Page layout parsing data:
----------------

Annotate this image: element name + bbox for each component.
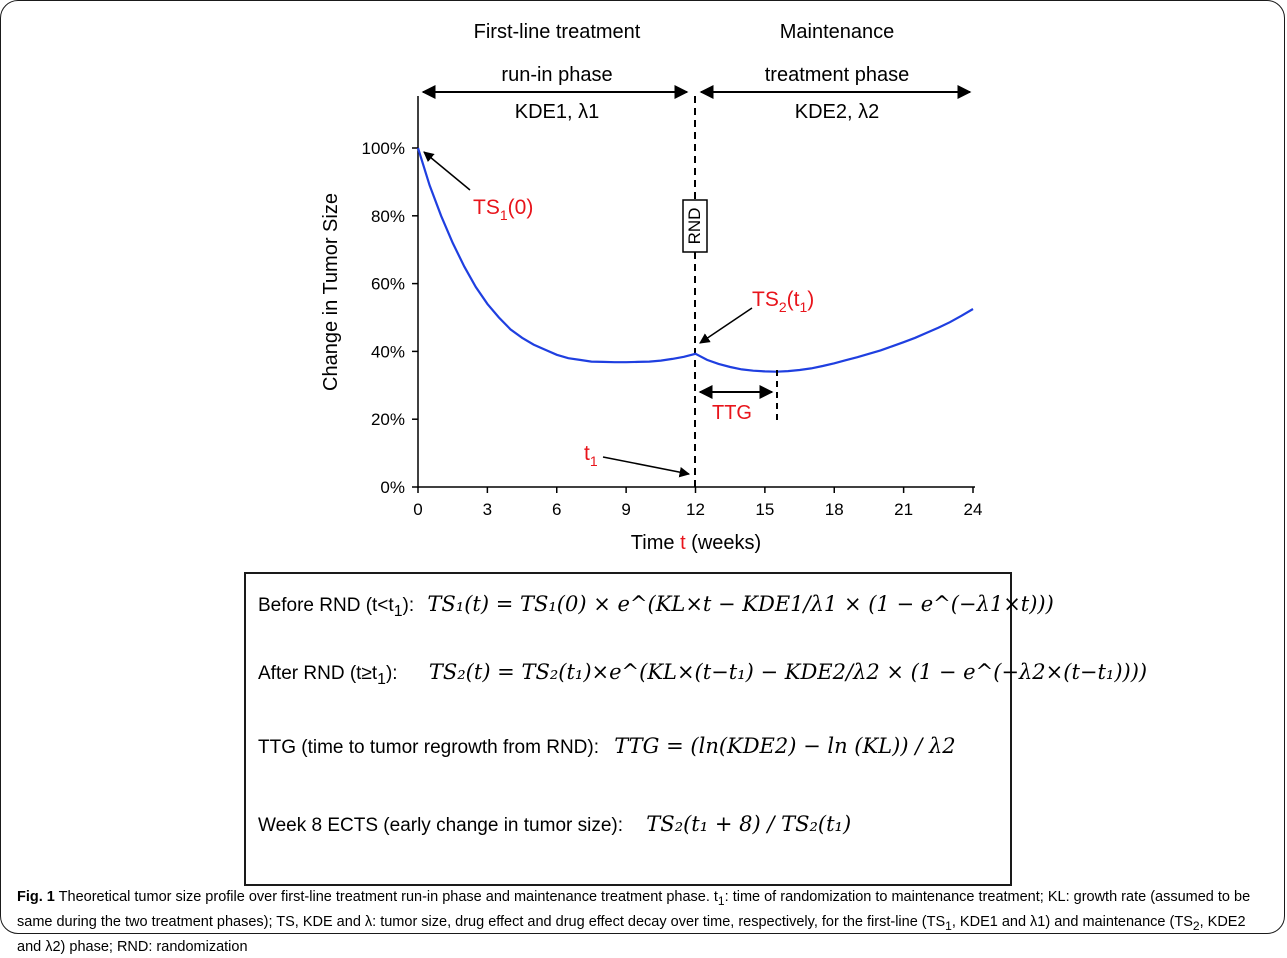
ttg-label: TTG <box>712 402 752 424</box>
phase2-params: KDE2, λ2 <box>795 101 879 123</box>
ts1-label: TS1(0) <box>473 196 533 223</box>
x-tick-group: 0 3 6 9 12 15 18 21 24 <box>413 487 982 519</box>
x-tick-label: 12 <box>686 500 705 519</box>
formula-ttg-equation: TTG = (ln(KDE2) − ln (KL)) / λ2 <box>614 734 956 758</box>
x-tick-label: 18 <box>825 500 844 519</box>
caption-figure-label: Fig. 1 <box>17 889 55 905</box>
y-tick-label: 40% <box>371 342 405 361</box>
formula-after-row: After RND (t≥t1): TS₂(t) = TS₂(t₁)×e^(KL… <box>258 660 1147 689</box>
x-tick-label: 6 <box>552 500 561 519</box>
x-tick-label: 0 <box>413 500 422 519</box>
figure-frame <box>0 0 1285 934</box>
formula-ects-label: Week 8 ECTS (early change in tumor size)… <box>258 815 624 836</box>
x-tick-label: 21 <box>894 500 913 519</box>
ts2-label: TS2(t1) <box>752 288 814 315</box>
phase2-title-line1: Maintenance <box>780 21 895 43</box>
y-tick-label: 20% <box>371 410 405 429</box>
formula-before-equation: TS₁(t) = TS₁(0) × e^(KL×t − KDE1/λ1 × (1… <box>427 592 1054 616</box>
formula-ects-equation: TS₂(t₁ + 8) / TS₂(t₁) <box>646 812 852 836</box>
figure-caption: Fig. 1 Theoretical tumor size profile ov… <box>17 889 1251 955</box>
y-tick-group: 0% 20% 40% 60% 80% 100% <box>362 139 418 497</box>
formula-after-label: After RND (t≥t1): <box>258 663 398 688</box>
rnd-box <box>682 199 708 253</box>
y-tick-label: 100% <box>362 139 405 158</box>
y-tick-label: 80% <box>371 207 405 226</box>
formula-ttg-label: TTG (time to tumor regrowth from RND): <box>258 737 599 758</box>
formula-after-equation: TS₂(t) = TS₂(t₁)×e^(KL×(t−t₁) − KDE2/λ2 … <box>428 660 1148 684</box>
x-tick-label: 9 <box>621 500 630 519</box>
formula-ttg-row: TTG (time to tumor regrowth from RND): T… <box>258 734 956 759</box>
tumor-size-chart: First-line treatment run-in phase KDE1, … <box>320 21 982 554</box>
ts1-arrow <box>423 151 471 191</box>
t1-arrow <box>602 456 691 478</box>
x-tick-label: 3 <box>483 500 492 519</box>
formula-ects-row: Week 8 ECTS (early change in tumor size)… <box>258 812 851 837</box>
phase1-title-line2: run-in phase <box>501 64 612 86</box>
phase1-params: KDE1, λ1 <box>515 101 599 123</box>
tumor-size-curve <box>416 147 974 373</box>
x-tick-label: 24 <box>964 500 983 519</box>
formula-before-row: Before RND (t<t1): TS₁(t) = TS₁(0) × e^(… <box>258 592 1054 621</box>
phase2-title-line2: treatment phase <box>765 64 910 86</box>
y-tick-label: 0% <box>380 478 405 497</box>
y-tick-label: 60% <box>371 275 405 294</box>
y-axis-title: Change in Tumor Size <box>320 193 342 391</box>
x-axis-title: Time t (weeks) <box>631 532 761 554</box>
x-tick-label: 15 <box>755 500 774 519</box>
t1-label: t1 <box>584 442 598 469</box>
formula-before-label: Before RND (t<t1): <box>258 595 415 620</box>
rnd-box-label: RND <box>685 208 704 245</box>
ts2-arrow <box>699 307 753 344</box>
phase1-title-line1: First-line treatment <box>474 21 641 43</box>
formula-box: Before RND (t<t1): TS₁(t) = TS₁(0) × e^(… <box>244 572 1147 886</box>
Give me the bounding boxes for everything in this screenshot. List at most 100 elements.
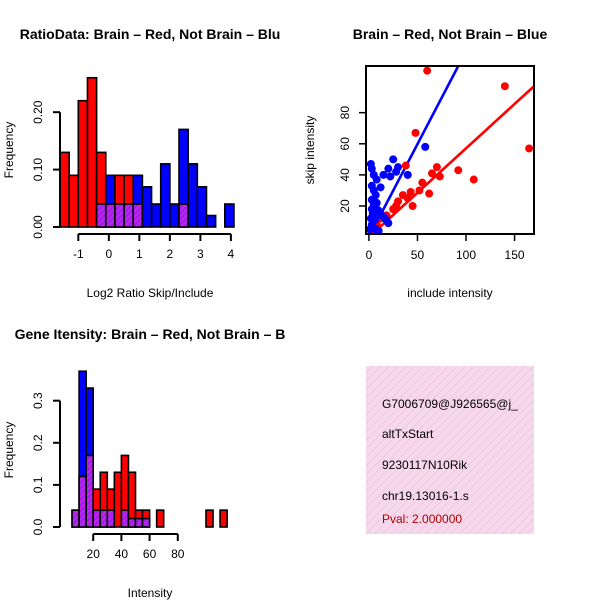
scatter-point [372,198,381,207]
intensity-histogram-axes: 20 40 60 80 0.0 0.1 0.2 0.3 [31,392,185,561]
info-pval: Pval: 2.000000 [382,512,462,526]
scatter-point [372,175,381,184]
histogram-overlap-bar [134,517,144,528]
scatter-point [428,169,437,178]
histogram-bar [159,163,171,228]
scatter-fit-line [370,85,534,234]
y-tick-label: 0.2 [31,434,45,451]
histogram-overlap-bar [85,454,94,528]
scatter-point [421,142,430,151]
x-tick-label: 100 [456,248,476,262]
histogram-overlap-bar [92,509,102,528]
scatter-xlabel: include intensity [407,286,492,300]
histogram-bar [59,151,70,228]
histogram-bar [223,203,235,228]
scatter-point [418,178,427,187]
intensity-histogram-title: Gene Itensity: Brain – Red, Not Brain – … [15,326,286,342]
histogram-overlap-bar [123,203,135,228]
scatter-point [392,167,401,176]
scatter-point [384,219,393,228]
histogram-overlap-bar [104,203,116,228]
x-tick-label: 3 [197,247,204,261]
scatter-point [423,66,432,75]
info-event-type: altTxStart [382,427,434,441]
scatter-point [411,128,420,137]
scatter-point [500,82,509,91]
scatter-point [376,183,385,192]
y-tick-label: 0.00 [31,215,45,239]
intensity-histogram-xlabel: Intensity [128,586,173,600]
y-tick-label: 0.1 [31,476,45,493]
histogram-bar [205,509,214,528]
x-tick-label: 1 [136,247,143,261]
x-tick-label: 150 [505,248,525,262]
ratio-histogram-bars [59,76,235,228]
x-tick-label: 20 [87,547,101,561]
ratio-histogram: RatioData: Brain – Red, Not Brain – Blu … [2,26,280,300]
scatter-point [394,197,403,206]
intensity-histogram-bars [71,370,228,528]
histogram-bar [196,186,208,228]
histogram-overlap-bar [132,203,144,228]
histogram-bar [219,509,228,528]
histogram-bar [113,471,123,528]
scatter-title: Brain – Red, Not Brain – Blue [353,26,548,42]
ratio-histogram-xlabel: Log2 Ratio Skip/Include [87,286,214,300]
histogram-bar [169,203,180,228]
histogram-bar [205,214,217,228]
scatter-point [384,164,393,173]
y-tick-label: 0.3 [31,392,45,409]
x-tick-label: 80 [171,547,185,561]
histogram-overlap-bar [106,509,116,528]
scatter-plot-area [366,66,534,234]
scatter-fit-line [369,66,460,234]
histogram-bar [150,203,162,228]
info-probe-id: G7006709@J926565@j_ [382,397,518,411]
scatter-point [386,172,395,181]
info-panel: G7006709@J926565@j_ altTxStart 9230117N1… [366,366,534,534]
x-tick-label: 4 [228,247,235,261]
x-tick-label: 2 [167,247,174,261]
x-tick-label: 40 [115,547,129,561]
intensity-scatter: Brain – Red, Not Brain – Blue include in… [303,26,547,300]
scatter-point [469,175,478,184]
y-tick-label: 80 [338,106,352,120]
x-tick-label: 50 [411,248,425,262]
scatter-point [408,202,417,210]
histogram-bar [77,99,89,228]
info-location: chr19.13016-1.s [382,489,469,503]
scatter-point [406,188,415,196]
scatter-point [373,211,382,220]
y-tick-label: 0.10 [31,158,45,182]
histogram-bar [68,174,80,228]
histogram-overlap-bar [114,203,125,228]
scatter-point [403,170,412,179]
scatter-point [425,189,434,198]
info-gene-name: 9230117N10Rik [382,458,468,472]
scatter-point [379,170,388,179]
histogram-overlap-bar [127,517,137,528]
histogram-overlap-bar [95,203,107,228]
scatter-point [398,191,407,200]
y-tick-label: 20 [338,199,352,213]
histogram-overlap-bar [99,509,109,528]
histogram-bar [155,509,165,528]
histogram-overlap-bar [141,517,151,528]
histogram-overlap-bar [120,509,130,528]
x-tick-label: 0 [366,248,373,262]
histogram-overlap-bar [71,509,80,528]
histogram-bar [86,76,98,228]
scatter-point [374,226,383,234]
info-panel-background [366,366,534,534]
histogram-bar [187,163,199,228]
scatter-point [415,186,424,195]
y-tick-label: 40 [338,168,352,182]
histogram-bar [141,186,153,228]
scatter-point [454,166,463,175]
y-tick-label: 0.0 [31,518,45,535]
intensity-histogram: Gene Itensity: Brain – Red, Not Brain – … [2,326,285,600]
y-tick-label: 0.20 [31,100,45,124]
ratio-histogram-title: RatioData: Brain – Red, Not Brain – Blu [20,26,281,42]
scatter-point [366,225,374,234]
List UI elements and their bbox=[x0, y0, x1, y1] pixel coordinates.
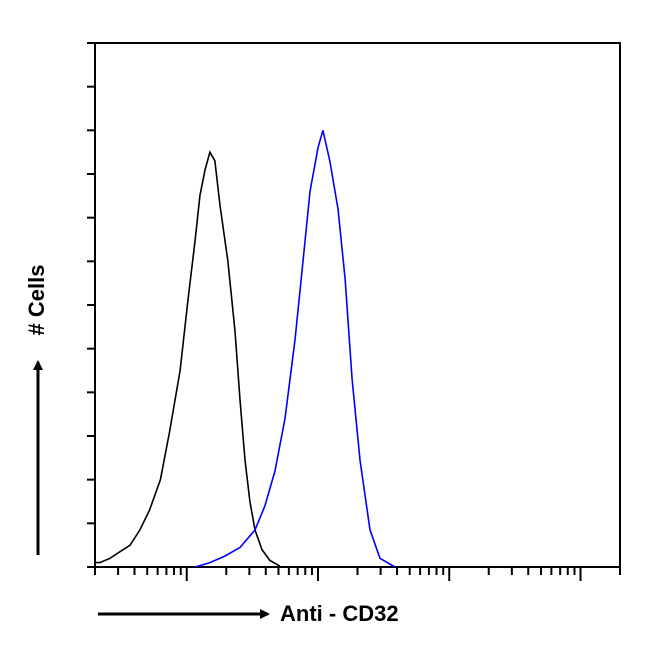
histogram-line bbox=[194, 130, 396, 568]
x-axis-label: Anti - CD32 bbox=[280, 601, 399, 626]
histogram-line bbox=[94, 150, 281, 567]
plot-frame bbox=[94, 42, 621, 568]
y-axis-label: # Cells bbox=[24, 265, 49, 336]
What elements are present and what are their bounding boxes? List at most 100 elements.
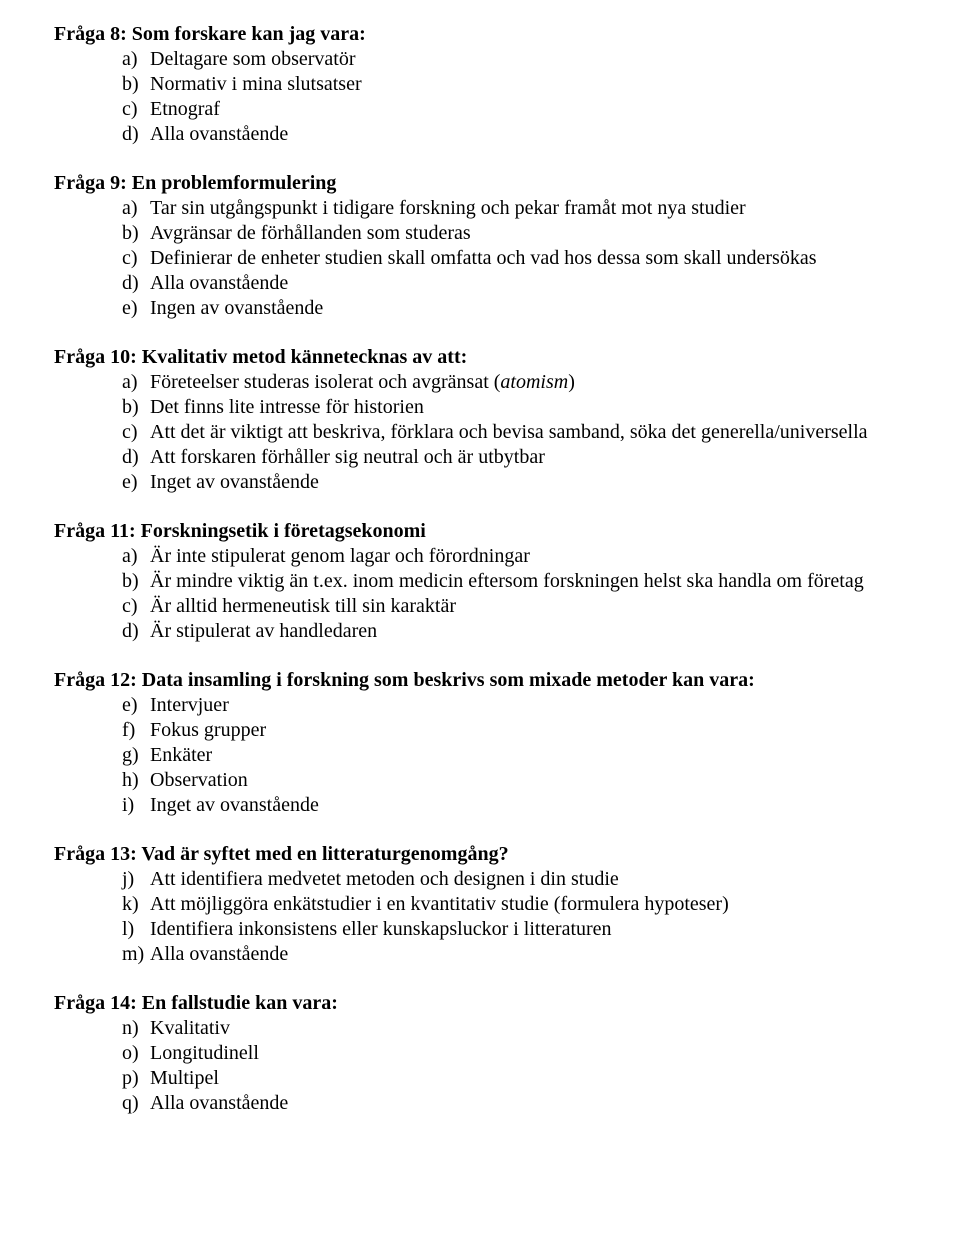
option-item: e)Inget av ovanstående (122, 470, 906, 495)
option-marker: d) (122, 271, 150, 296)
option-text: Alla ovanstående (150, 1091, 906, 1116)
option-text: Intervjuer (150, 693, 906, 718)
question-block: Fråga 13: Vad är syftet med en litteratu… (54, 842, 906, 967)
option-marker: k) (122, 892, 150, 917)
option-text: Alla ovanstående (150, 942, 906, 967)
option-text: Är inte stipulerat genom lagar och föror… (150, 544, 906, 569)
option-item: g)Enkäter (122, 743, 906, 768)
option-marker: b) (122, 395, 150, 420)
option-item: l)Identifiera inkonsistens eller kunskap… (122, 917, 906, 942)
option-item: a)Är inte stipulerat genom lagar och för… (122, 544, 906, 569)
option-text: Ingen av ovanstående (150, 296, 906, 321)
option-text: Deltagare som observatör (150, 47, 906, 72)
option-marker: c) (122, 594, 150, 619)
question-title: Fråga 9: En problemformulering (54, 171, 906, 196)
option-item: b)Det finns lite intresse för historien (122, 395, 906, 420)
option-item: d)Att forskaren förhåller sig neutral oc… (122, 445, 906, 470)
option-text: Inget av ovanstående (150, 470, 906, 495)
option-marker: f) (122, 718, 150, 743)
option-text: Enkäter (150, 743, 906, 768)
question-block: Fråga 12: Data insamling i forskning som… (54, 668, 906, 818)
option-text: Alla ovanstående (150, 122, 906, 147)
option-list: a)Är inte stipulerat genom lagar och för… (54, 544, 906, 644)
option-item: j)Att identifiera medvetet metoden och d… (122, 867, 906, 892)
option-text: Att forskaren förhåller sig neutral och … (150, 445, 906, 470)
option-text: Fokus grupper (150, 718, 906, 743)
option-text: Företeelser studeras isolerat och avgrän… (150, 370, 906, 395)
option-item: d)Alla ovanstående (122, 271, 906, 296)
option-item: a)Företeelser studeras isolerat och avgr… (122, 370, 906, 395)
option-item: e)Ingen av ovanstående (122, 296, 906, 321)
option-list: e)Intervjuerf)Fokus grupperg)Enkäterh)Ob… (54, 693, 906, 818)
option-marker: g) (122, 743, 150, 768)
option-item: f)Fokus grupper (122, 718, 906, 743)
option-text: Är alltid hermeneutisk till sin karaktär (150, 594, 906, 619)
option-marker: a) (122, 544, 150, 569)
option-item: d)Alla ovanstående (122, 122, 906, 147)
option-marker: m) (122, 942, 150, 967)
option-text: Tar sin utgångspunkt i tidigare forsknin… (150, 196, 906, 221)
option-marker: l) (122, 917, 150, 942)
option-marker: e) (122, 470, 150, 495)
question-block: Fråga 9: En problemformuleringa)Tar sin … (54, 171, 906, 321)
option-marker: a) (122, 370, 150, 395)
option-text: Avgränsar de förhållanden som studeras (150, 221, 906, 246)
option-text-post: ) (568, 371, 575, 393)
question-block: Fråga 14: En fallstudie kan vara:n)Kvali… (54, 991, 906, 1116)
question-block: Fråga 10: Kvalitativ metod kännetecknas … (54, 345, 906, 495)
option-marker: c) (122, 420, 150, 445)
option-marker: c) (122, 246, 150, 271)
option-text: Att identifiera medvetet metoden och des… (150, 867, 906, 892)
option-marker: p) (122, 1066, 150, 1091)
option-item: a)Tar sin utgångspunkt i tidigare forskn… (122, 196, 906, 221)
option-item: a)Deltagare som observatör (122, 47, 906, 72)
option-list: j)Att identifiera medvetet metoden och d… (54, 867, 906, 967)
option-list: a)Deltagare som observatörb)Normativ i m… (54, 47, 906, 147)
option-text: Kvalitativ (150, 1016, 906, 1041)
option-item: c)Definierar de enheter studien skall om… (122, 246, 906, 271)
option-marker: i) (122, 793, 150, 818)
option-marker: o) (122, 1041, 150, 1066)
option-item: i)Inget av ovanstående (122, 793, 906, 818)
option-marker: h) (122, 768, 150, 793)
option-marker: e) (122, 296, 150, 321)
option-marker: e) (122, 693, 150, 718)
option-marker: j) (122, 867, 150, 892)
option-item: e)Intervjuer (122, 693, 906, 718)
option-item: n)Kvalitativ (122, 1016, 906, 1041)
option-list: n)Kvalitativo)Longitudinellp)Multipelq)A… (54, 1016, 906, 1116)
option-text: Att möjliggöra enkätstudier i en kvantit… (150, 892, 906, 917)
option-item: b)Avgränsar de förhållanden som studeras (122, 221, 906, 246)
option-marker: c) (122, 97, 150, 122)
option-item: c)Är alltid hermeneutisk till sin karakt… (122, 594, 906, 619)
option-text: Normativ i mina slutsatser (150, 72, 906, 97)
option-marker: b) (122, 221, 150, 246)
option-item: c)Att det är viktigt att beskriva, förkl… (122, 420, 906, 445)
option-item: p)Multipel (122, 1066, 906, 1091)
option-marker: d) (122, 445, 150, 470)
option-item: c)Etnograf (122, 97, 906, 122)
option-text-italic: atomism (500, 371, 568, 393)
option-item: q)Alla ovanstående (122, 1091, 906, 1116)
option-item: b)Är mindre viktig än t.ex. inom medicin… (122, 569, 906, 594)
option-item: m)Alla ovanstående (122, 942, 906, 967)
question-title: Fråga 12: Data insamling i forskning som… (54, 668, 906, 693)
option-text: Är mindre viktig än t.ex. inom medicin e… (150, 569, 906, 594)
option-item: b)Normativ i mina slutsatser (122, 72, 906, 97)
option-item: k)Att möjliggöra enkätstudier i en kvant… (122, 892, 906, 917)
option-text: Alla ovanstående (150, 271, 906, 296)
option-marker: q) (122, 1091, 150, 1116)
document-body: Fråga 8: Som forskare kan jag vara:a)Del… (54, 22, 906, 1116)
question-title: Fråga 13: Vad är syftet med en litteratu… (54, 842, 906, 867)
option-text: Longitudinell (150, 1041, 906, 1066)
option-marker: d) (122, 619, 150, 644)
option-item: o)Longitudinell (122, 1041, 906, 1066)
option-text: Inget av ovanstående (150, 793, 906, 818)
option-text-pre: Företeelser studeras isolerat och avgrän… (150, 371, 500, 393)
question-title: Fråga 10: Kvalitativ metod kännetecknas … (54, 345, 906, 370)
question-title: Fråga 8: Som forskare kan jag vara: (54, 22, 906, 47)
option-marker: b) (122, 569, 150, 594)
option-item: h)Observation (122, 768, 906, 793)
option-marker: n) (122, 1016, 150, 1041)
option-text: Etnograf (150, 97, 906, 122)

----------------

WHAT IS BEING ASKED
Please report all lines in the entries where "insamling" appears.

COMPLETED EXERCISE
question-block: Fråga 12: Data insamling i forskning som… (54, 668, 906, 818)
question-title: Fråga 12: Data insamling i forskning som… (54, 668, 906, 693)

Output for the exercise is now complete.